Aim of the exercise:
Each line that holds the word "header" is to be identified and copied.
-- Start Material for this exercise --
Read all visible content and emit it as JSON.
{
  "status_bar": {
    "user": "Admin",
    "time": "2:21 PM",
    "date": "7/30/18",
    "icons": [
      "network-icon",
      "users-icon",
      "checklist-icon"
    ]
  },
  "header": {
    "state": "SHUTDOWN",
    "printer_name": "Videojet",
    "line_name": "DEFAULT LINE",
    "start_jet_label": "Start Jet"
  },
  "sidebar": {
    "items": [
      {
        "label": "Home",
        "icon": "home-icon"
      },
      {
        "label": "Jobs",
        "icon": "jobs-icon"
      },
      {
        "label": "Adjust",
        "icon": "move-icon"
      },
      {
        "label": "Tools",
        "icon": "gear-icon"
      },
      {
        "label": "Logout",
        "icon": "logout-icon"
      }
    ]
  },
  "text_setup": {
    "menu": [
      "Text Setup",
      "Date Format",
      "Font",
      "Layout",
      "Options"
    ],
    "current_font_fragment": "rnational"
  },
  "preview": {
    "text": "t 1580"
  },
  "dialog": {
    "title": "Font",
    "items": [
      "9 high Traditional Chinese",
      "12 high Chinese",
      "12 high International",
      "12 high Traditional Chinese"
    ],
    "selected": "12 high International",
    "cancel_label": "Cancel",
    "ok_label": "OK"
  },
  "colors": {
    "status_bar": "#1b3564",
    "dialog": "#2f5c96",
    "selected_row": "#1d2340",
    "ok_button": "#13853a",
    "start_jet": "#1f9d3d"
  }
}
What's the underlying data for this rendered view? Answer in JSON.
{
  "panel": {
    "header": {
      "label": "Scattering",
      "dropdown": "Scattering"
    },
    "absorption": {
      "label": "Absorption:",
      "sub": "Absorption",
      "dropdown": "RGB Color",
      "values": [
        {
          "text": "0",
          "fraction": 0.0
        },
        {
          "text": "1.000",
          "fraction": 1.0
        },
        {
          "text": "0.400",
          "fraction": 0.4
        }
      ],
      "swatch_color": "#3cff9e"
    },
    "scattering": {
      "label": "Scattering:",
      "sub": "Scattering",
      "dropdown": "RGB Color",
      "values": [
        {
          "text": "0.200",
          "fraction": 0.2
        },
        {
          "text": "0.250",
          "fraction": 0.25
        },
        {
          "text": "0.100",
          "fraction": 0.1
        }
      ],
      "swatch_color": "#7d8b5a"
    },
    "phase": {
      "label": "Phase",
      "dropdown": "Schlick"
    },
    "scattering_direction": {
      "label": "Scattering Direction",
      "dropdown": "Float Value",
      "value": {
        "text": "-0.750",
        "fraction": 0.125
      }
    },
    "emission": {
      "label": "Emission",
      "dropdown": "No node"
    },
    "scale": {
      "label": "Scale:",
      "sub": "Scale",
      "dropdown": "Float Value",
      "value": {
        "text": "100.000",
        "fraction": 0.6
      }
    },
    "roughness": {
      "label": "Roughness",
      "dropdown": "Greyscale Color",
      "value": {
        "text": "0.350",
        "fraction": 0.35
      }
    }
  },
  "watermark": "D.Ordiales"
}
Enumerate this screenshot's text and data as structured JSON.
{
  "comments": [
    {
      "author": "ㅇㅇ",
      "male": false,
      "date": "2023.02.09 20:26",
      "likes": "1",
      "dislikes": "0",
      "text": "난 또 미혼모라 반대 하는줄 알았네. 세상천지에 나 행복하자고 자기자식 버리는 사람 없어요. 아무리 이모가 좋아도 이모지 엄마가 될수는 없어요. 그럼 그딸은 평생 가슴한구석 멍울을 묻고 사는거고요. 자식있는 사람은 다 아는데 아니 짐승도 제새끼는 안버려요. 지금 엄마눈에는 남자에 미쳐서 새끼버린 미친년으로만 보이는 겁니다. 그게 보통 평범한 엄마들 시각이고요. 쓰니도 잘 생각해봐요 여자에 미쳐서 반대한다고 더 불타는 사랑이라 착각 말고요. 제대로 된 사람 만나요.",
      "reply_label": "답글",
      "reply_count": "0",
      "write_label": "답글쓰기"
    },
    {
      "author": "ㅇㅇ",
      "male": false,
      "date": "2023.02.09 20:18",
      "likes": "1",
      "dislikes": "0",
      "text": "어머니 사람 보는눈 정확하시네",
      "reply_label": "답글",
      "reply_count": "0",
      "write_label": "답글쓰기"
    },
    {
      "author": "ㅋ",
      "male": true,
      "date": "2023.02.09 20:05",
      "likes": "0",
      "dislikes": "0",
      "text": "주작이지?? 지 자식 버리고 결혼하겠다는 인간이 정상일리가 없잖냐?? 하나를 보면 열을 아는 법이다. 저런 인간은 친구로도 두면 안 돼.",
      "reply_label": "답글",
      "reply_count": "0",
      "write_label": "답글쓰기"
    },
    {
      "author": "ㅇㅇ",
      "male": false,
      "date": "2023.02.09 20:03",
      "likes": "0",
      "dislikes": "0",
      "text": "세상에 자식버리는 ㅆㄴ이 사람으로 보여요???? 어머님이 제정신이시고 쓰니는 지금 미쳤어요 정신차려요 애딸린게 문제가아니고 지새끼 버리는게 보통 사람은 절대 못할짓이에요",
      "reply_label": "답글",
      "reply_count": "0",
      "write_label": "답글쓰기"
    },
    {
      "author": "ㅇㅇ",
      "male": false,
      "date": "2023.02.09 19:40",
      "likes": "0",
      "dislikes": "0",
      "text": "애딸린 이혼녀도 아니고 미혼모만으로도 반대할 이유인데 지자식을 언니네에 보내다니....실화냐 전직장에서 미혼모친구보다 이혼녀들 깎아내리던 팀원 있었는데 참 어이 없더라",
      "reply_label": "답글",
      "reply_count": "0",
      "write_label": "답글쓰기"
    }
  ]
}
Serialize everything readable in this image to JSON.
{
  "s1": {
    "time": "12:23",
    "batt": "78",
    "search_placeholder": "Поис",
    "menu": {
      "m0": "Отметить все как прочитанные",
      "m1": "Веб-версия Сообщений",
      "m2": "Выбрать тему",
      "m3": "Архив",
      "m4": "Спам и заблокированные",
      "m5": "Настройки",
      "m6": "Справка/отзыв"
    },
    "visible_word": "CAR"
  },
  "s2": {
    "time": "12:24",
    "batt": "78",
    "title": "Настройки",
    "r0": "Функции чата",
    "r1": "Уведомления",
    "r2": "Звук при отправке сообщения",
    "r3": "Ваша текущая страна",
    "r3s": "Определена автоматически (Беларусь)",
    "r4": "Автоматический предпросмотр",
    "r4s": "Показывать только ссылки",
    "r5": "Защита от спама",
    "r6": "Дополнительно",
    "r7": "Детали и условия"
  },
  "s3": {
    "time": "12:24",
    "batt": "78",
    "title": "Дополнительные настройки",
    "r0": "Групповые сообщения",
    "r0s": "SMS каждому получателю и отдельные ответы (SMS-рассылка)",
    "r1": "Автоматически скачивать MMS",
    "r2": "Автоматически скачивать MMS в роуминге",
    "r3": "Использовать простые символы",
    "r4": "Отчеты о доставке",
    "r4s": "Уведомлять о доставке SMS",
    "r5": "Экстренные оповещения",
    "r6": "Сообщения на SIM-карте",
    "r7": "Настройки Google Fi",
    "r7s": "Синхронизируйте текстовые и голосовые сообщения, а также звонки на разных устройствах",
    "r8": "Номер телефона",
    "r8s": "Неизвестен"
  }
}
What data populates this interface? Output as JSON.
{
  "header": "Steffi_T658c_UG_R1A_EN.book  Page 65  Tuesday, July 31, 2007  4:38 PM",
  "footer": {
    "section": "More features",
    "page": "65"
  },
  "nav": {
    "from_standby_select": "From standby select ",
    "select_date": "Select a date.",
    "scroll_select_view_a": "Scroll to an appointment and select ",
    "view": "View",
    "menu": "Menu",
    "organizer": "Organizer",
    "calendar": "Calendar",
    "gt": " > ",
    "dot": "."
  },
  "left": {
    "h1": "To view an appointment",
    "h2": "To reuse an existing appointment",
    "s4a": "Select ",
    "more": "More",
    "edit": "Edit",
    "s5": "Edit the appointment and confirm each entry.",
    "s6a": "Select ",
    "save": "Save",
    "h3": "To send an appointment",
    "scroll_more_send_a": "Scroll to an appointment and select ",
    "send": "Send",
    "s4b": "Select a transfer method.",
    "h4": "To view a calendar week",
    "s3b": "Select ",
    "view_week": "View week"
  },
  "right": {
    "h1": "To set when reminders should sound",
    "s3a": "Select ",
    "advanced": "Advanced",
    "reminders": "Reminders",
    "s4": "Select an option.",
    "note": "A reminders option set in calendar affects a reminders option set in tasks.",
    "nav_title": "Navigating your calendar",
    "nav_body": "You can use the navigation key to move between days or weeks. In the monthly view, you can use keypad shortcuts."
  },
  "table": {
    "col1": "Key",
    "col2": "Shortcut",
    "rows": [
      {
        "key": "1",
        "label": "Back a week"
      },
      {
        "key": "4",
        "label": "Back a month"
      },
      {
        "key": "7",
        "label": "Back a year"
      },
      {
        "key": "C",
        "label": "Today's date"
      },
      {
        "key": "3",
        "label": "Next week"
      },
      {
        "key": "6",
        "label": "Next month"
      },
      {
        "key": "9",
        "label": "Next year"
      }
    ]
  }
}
-- End Material for this exercise --
Task result:
  "header": {
    "header": {
  "header": "Steffi_T658c_UG_R1A_EN.book  Page 65  Tuesday, July 31, 2007  4:38 PM",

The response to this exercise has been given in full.